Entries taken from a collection

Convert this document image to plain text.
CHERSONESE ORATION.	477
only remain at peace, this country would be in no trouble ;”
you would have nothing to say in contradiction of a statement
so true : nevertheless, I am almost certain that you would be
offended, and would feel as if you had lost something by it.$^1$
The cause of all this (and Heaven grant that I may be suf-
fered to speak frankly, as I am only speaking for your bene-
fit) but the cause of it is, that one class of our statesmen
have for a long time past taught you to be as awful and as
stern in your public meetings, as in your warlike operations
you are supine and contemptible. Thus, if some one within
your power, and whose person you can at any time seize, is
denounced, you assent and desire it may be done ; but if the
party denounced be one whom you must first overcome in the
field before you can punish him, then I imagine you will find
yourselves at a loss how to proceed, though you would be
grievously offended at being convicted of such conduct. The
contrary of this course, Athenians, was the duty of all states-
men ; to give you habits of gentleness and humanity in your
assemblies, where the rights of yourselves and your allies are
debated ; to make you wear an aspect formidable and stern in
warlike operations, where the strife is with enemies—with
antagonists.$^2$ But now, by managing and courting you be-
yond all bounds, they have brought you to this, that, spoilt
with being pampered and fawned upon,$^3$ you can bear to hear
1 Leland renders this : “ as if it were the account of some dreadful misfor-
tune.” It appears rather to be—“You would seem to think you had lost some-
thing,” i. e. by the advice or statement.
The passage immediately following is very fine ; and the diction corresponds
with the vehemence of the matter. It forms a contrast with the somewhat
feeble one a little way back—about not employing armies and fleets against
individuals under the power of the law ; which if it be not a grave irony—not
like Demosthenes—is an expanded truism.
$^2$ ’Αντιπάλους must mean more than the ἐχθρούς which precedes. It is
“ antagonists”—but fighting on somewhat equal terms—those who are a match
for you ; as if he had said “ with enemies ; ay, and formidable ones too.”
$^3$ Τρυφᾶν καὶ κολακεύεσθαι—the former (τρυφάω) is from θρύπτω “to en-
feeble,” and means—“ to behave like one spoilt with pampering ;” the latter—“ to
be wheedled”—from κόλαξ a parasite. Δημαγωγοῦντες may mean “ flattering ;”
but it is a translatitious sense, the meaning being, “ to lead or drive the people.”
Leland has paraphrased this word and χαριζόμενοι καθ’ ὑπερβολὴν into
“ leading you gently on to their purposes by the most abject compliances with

- Task requirements: How many lines of the listing include the string "time"? Answer with the number alone.

- Answer to this problem: 2